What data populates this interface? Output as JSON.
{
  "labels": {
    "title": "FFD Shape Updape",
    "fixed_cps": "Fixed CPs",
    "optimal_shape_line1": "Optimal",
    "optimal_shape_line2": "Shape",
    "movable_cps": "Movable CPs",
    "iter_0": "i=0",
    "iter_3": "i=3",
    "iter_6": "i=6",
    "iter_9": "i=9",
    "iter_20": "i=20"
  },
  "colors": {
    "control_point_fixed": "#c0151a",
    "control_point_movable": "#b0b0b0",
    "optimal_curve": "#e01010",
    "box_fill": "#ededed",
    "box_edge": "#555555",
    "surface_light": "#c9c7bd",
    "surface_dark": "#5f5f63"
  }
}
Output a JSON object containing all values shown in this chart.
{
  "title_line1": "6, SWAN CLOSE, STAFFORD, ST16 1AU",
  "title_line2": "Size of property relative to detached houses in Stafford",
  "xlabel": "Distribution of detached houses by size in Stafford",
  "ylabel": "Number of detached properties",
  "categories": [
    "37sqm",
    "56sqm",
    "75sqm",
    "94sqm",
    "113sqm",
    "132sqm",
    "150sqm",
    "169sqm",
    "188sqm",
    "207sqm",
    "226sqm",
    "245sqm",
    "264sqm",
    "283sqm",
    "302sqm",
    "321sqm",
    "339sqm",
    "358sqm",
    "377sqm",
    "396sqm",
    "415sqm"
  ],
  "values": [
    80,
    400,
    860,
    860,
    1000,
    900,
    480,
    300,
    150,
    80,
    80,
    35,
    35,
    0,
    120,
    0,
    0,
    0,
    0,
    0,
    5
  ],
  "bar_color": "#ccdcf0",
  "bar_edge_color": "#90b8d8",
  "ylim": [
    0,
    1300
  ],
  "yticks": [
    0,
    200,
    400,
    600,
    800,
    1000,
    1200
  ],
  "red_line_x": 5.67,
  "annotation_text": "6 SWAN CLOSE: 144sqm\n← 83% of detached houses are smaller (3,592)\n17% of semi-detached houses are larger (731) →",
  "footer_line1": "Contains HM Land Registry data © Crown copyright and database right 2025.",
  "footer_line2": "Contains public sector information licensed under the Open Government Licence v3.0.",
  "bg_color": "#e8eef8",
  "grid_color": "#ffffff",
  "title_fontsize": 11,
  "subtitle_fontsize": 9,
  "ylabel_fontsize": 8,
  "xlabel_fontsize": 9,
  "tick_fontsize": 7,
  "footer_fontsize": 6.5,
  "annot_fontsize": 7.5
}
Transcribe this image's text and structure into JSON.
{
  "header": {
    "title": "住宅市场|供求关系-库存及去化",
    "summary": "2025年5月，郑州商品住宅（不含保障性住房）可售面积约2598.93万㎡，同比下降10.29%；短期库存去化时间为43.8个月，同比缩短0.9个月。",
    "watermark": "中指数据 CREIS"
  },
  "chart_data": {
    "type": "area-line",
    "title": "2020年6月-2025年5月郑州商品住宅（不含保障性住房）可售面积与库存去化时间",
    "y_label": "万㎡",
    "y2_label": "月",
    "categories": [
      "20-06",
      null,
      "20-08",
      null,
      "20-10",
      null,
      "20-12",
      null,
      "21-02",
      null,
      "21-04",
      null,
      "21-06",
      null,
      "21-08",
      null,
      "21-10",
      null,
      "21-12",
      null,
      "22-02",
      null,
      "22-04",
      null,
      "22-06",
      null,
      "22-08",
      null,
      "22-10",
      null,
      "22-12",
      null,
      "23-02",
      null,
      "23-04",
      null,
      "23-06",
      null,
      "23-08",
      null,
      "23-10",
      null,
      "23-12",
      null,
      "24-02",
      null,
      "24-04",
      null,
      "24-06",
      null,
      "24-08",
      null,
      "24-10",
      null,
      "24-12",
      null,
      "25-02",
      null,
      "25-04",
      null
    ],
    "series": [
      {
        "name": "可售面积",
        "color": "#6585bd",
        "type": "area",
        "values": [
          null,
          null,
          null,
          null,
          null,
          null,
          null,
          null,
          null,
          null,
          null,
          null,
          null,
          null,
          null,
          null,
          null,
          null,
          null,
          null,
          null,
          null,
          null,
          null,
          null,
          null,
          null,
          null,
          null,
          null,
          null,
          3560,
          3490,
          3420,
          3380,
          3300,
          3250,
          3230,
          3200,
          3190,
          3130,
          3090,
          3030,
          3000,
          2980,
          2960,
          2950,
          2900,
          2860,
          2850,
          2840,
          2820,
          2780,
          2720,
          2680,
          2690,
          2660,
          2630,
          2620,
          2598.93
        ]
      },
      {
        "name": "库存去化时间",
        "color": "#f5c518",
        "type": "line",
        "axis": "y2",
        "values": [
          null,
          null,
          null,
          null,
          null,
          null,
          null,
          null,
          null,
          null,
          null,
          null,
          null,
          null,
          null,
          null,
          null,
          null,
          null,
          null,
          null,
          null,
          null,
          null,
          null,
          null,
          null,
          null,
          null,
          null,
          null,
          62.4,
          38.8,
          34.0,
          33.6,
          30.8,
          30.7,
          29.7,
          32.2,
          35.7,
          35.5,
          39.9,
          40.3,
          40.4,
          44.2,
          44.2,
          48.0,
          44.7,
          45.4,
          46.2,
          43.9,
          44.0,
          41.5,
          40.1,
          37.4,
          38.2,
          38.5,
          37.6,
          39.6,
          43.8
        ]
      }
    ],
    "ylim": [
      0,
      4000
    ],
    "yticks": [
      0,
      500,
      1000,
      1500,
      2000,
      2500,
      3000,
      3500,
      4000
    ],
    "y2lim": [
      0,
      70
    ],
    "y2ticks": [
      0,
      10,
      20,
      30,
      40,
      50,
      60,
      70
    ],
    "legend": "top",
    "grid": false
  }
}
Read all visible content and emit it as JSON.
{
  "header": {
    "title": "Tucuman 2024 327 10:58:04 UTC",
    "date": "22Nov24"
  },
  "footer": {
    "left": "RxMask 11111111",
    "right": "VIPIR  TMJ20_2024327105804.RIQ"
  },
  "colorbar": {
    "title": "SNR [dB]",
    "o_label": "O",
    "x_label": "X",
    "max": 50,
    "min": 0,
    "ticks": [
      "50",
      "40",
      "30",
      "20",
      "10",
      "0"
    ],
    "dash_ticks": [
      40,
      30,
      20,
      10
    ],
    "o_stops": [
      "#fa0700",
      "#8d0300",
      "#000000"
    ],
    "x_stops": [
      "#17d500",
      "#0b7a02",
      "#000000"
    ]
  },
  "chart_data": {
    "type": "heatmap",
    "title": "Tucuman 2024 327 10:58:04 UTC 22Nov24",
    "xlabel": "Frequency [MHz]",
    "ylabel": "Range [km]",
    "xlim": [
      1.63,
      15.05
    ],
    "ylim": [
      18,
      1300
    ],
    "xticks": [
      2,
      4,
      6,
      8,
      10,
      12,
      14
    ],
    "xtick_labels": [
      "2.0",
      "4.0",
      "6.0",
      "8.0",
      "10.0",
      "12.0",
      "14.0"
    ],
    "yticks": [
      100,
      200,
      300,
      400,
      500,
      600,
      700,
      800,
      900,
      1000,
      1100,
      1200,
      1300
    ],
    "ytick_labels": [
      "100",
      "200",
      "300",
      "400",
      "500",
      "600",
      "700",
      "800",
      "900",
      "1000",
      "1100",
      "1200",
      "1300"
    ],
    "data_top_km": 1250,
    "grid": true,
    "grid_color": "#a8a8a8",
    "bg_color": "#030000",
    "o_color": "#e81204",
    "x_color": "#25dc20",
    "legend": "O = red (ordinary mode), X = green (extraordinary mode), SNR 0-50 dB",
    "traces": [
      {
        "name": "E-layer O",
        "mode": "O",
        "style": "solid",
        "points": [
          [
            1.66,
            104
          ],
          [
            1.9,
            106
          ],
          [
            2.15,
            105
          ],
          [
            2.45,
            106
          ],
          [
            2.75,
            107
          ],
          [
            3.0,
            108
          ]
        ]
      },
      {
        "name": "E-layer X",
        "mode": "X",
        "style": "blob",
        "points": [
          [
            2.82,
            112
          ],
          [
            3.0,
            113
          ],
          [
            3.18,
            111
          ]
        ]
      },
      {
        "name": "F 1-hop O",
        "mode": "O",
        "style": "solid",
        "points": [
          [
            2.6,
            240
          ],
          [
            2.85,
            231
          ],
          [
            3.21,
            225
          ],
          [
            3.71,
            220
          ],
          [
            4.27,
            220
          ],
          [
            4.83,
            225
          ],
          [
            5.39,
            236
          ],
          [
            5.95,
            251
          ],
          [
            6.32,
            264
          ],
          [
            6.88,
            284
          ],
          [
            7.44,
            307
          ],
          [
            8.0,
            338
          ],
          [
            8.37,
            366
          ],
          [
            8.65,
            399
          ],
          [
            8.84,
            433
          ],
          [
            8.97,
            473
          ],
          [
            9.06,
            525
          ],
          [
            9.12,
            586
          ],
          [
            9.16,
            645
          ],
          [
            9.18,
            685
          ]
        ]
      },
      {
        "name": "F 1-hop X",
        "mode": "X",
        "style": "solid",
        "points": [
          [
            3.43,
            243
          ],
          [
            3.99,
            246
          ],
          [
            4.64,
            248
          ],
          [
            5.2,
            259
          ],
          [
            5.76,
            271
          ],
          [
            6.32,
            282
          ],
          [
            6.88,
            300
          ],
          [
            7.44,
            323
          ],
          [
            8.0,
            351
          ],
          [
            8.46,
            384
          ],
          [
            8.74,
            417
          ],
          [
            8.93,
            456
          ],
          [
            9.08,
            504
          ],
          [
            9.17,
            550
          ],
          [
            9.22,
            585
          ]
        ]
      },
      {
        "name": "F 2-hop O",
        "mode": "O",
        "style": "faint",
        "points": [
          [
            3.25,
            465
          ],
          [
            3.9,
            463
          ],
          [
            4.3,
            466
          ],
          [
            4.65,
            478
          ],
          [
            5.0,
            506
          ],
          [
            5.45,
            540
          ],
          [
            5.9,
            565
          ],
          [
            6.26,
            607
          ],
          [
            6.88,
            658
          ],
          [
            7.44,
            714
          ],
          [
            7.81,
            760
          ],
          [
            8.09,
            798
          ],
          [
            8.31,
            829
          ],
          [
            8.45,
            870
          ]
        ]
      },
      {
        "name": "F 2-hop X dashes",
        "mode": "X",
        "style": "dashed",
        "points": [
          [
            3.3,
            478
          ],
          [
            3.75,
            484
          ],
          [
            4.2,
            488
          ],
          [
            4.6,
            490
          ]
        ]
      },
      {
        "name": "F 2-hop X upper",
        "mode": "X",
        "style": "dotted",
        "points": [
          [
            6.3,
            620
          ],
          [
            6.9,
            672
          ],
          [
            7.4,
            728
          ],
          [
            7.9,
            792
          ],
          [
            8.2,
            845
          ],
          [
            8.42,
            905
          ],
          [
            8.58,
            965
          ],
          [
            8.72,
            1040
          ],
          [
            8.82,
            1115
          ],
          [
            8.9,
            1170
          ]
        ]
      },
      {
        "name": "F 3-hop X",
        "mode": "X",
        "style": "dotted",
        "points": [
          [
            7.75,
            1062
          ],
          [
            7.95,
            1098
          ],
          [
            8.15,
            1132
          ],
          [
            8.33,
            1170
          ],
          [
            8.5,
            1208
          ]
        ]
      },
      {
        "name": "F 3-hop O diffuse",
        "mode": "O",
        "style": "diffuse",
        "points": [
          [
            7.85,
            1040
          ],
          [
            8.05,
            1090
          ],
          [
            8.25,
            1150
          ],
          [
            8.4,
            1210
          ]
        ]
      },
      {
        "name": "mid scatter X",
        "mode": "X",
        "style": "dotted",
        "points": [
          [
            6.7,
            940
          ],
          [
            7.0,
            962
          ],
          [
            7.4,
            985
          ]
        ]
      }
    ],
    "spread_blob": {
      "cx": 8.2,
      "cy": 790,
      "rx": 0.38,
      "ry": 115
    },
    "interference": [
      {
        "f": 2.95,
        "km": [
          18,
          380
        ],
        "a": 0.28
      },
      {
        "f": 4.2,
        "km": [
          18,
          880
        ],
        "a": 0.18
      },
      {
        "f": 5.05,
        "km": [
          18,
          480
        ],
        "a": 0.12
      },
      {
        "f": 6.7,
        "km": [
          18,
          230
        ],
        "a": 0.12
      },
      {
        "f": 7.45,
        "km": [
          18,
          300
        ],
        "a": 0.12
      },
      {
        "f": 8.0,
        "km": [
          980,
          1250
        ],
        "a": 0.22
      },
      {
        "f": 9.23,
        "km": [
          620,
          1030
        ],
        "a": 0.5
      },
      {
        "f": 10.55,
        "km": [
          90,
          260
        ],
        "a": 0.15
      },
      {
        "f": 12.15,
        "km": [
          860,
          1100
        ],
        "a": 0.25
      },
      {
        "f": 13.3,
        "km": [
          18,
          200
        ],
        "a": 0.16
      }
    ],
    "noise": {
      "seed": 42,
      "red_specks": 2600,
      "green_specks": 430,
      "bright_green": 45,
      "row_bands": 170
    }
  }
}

### Description of the task
Work through the records line by line and tally those holding "Output". Reply with the number alone.

### Correct answer
2